▶ [WORK ITEM]:
Repeat every entry word for word. Images do not belong in the copy.

»»

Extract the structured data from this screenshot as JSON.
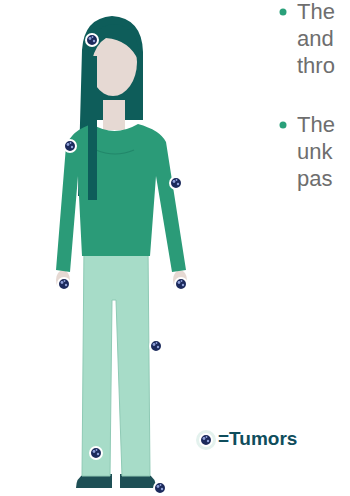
{
  "diagram": {
    "labels": [
      "The and thro",
      "The unk pas"
    ],
    "legend": [
      {
        "text": "=Tumors"
      }
    ]
  }
}
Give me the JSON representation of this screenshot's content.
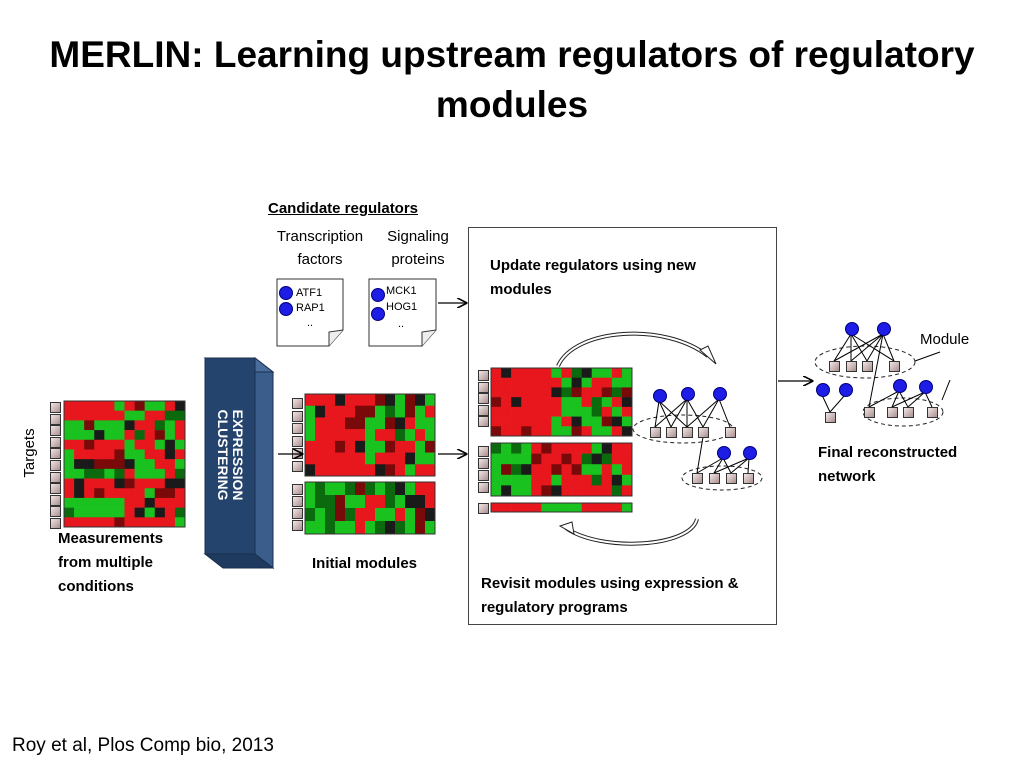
{
  "title": "MERLIN: Learning upstream regulators of regulatory modules",
  "citation": "Roy et al, Plos Comp bio, 2013",
  "labels": {
    "targets": "Targets",
    "measurements": "Measurements from multiple conditions",
    "clustering": "EXPRESSION CLUSTERING",
    "initial_modules": "Initial modules",
    "candidate_regulators": "Candidate regulators",
    "transcription_factors": "Transcription factors",
    "signaling_proteins": "Signaling proteins",
    "update_regulators": "Update regulators using new modules",
    "revisit_modules": "Revisit modules using expression & regulatory programs",
    "final_network": "Final reconstructed network",
    "module": "Module"
  },
  "tf_list": [
    "ATF1",
    "RAP1",
    ".."
  ],
  "sp_list": [
    "MCK1",
    "HOG1",
    ".."
  ],
  "colors": {
    "red": "#e8161d",
    "green": "#19c21e",
    "dark": "#1a1a1a",
    "regulator": "#1d1de6",
    "cylinder_front": "#24436d",
    "cylinder_side": "#3b5d8c"
  }
}
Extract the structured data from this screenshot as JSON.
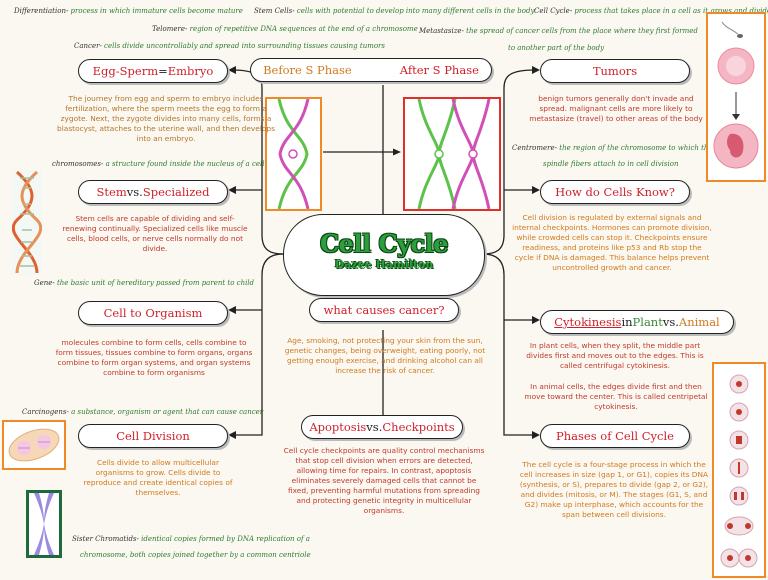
{
  "definitions": {
    "differentiation": {
      "term": "Differentiation",
      "text": "process in which immature cells become mature"
    },
    "stem_cells": {
      "term": "Stem Cells",
      "text": "cells with potential to develop into many different cells in the body"
    },
    "cell_cycle": {
      "term": "Cell Cycle",
      "text": "process that takes place in a cell as it grows and divides"
    },
    "telomere": {
      "term": "Telomere",
      "text": "region of repetitive DNA sequences at the end of a chromosome"
    },
    "metastasize": {
      "term": "Metastasize",
      "text": "the spread of cancer cells from the place where they first formed",
      "text2": "to another part of the body"
    },
    "cancer": {
      "term": "Cancer",
      "text": "cells divide uncontrollably and spread into surrounding tissues causing tumors"
    },
    "chromosomes": {
      "term": "chromosomes",
      "text": "a structure found inside the nucleus of a cell"
    },
    "centromere": {
      "term": "Centromere",
      "text": "the region of the chromosome to which the",
      "text2": "spindle fibers attach to in cell division"
    },
    "gene": {
      "term": "Gene",
      "text": "the basic unit of hereditary passed from parent to child"
    },
    "carcinogens": {
      "term": "Carcinogens",
      "text": "a substance, organism or agent that can cause cancer"
    },
    "sister_chromatids": {
      "term": "Sister Chromatids",
      "text": "identical copies formed by DNA replication of a",
      "text2": "chromosome, both copies joined together by a common centriole"
    }
  },
  "center": {
    "title": "Cell Cycle",
    "author": "Dazee Hamilton"
  },
  "top": {
    "before": "Before S Phase",
    "after": "After S Phase"
  },
  "nodes": {
    "egg": {
      "a": "Egg-Sperm",
      "b": "=",
      "c": "Embryo"
    },
    "stem": {
      "a": "Stem ",
      "b": "vs.",
      "c": "Specialized"
    },
    "organism": "Cell to Organism",
    "division": "Cell Division",
    "tumors": "Tumors",
    "know": "How do Cells Know?",
    "causes": "what causes cancer?",
    "cytokinesis": {
      "a": "Cytokinesis",
      "b": " in ",
      "c": "Plant",
      "d": " vs. ",
      "e": "Animal"
    },
    "phases": "Phases of Cell Cycle",
    "apoptosis": {
      "a": "Apoptosis ",
      "b": "vs.",
      "c": "Checkpoints"
    }
  },
  "paragraphs": {
    "egg": "The journey from egg and sperm to embryo includes fertilization, where the sperm meets the egg to form a zygote. Next, the zygote divides into many cells, forms a blastocyst, attaches to the uterine wall, and then develops into an embryo.",
    "stem": "Stem cells are capable of dividing and self-renewing continually. Specialized cells like muscle cells, blood cells, or nerve cells normally do not divide.",
    "organism": "molecules combine to form cells, cells combine to form tissues, tissues combine to form organs, organs combine to form organ systems, and organ systems combine to form organisms",
    "division": "Cells divide to allow multicellular organisms to grow. Cells divide to reproduce and create identical copies of themselves.",
    "tumors": "benign tumors generally don't invade and spread. malignant cells are more likely to metastasize (travel) to other areas of the body",
    "know": "Cell division is regulated by external signals and internal checkpoints. Hormones can promote division, while crowded cells can stop it. Checkpoints ensure readiness, and proteins like p53 and Rb stop the cycle if DNA is damaged. This balance helps prevent uncontrolled growth and cancer.",
    "causes": "Age, smoking, not protecting your skin from the sun, genetic changes, being overweight, eating poorly, not getting enough exercise, and drinking alcohol can all increase the risk of cancer.",
    "cyto_plant": "In plant cells, when they split, the middle part divides first and moves out to the edges. This is called centrifugal cytokinesis.",
    "cyto_animal": "In animal cells, the edges divide first and then move toward the center. This is called centripetal cytokinesis.",
    "phases": "The cell cycle is a four-stage process in which the cell increases in size (gap 1, or G1), copies its DNA (synthesis, or S), prepares to divide (gap 2, or G2), and divides (mitosis, or M). The stages (G1, S, and G2) make up interphase, which accounts for the span between cell divisions.",
    "apoptosis": "Cell cycle checkpoints are quality control mechanisms that stop cell division when errors are detected, allowing time for repairs. In contrast, apoptosis eliminates severely damaged cells that cannot be fixed, preventing harmful mutations from spreading and protecting genetic integrity in multicellular organisms."
  },
  "colors": {
    "accent": "#c0392b",
    "orange": "#d07a1e",
    "green": "#3a8a35",
    "frame_orange": "#f08a24",
    "frame_red": "#e0302a"
  }
}
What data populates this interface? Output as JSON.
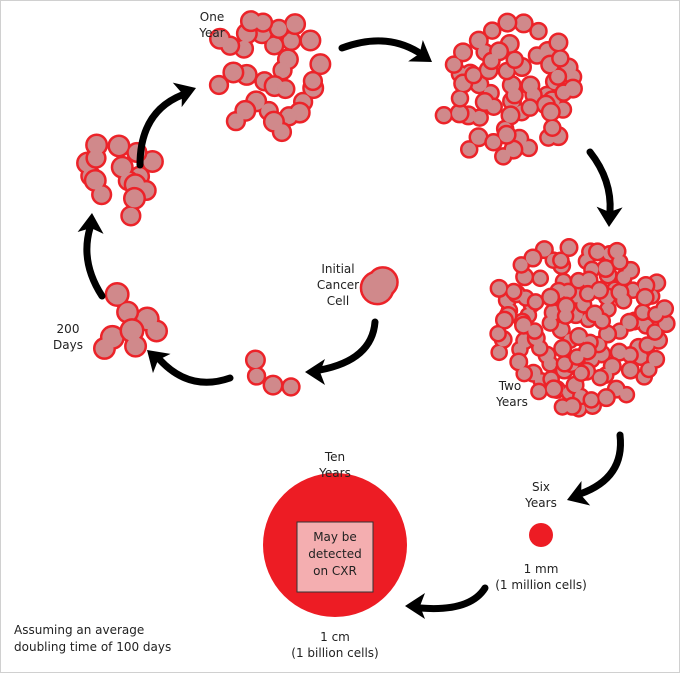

««

▶ [RESPONSE]:
Extract the structured data from this screenshot as JSON.
{
  "diagram": {
    "labels": [
      "The and thro",
      "The unk pas"
    ],
    "legend": [
      {
        "text": "=Tumors"
      }
    ]
  }
}
Give me the JSON representation of this screenshot's content.
{
  "title": "MERLIN: Learning upstream regulators of regulatory modules",
  "citation": "Roy et al, Plos Comp bio, 2013",
  "labels": {
    "targets": "Targets",
    "measurements": "Measurements from multiple conditions",
    "clustering": "EXPRESSION CLUSTERING",
    "initial_modules": "Initial modules",
    "candidate_regulators": "Candidate regulators",
    "transcription_factors": "Transcription factors",
    "signaling_proteins": "Signaling proteins",
    "update_regulators": "Update regulators using new modules",
    "revisit_modules": "Revisit modules using expression & regulatory programs",
    "final_network": "Final reconstructed network",
    "module": "Module"
  },
  "tf_list": [
    "ATF1",
    "RAP1",
    ".."
  ],
  "sp_list": [
    "MCK1",
    "HOG1",
    ".."
  ],
  "colors": {
    "red": "#e8161d",
    "green": "#19c21e",
    "dark": "#1a1a1a",
    "regulator": "#1d1de6",
    "cylinder_front": "#24436d",
    "cylinder_side": "#3b5d8c"
  }
}
Extract the structured data from this screenshot as JSON.
{
  "definitions": {
    "differentiation": {
      "term": "Differentiation",
      "text": "process in which immature cells become mature"
    },
    "stem_cells": {
      "term": "Stem Cells",
      "text": "cells with potential to develop into many different cells in the body"
    },
    "cell_cycle": {
      "term": "Cell Cycle",
      "text": "process that takes place in a cell as it grows and divides"
    },
    "telomere": {
      "term": "Telomere",
      "text": "region of repetitive DNA sequences at the end of a chromosome"
    },
    "metastasize": {
      "term": "Metastasize",
      "text": "the spread of cancer cells from the place where they first formed",
      "text2": "to another part of the body"
    },
    "cancer": {
      "term": "Cancer",
      "text": "cells divide uncontrollably and spread into surrounding tissues causing tumors"
    },
    "chromosomes": {
      "term": "chromosomes",
      "text": "a structure found inside the nucleus of a cell"
    },
    "centromere": {
      "term": "Centromere",
      "text": "the region of the chromosome to which the",
      "text2": "spindle fibers attach to in cell division"
    },
    "gene": {
      "term": "Gene",
      "text": "the basic unit of hereditary passed from parent to child"
    },
    "carcinogens": {
      "term": "Carcinogens",
      "text": "a substance, organism or agent that can cause cancer"
    },
    "sister_chromatids": {
      "term": "Sister Chromatids",
      "text": "identical copies formed by DNA replication of a",
      "text2": "chromosome, both copies joined together by a common centriole"
    }
  },
  "center": {
    "title": "Cell Cycle",
    "author": "Dazee Hamilton"
  },
  "top": {
    "before": "Before S Phase",
    "after": "After S Phase"
  },
  "nodes": {
    "egg": {
      "a": "Egg-Sperm",
      "b": "=",
      "c": "Embryo"
    },
    "stem": {
      "a": "Stem ",
      "b": "vs.",
      "c": "Specialized"
    },
    "organism": "Cell to Organism",
    "division": "Cell Division",
    "tumors": "Tumors",
    "know": "How do Cells Know?",
    "causes": "what causes cancer?",
    "cytokinesis": {
      "a": "Cytokinesis",
      "b": " in ",
      "c": "Plant",
      "d": " vs. ",
      "e": "Animal"
    },
    "phases": "Phases of Cell Cycle",
    "apoptosis": {
      "a": "Apoptosis ",
      "b": "vs.",
      "c": "Checkpoints"
    }
  },
  "paragraphs": {
    "egg": "The journey from egg and sperm to embryo includes fertilization, where the sperm meets the egg to form a zygote. Next, the zygote divides into many cells, forms a blastocyst, attaches to the uterine wall, and then develops into an embryo.",
    "stem": "Stem cells are capable of dividing and self-renewing continually. Specialized cells like muscle cells, blood cells, or nerve cells normally do not divide.",
    "organism": "molecules combine to form cells, cells combine to form tissues, tissues combine to form organs, organs combine to form organ systems, and organ systems combine to form organisms",
    "division": "Cells divide to allow multicellular organisms to grow. Cells divide to reproduce and create identical copies of themselves.",
    "tumors": "benign tumors generally don't invade and spread. malignant cells are more likely to metastasize (travel) to other areas of the body",
    "know": "Cell division is regulated by external signals and internal checkpoints. Hormones can promote division, while crowded cells can stop it. Checkpoints ensure readiness, and proteins like p53 and Rb stop the cycle if DNA is damaged. This balance helps prevent uncontrolled growth and cancer.",
    "causes": "Age, smoking, not protecting your skin from the sun, genetic changes, being overweight, eating poorly, not getting enough exercise, and drinking alcohol can all increase the risk of cancer.",
    "cyto_plant": "In plant cells, when they split, the middle part divides first and moves out to the edges. This is called centrifugal cytokinesis.",
    "cyto_animal": "In animal cells, the edges divide first and then move toward the center. This is called centripetal cytokinesis.",
    "phases": "The cell cycle is a four-stage process in which the cell increases in size (gap 1, or G1), copies its DNA (synthesis, or S), prepares to divide (gap 2, or G2), and divides (mitosis, or M). The stages (G1, S, and G2) make up interphase, which accounts for the span between cell divisions.",
    "apoptosis": "Cell cycle checkpoints are quality control mechanisms that stop cell division when errors are detected, allowing time for repairs. In contrast, apoptosis eliminates severely damaged cells that cannot be fixed, preventing harmful mutations from spreading and protecting genetic integrity in multicellular organisms."
  },
  "colors": {
    "accent": "#c0392b",
    "orange": "#d07a1e",
    "green": "#3a8a35",
    "frame_orange": "#f08a24",
    "frame_red": "#e0302a"
  }
}
What data populates this interface? Output as JSON.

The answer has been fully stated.